** Begin **

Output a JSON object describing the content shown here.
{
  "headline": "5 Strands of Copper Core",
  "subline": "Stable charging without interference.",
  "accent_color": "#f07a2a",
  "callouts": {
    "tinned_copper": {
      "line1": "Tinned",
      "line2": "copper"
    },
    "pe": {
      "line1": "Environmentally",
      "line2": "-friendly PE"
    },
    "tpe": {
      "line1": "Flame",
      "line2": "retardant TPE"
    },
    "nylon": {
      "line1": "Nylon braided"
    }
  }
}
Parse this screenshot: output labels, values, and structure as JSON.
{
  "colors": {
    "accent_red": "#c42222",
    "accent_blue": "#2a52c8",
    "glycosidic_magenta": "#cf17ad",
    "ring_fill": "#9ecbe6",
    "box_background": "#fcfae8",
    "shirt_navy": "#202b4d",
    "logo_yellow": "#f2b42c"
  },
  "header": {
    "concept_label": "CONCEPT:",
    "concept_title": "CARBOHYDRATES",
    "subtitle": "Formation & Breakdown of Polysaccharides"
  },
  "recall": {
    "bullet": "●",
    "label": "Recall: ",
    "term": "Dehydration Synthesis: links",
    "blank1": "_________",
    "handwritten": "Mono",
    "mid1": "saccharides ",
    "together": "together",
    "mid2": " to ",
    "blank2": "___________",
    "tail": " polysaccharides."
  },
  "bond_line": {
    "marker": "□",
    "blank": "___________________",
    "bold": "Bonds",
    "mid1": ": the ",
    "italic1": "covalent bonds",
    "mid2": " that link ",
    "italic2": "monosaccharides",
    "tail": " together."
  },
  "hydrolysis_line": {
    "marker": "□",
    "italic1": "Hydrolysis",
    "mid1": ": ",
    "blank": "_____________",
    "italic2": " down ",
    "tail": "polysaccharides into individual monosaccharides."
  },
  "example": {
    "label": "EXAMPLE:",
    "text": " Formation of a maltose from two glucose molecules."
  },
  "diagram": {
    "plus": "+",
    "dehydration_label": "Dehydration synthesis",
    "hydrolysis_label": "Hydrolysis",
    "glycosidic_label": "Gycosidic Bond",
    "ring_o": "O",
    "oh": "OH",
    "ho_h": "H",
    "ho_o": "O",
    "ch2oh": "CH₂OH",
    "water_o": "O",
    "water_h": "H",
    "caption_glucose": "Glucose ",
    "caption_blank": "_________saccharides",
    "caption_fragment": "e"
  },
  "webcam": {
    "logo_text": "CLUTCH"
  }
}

** End **

**Problem description:** Search the listing for the word "JSON" and return each line that holds it.

**Reply:**
Output a JSON object describing the content shown here.
Parse this screenshot: output labels, values, and structure as JSON.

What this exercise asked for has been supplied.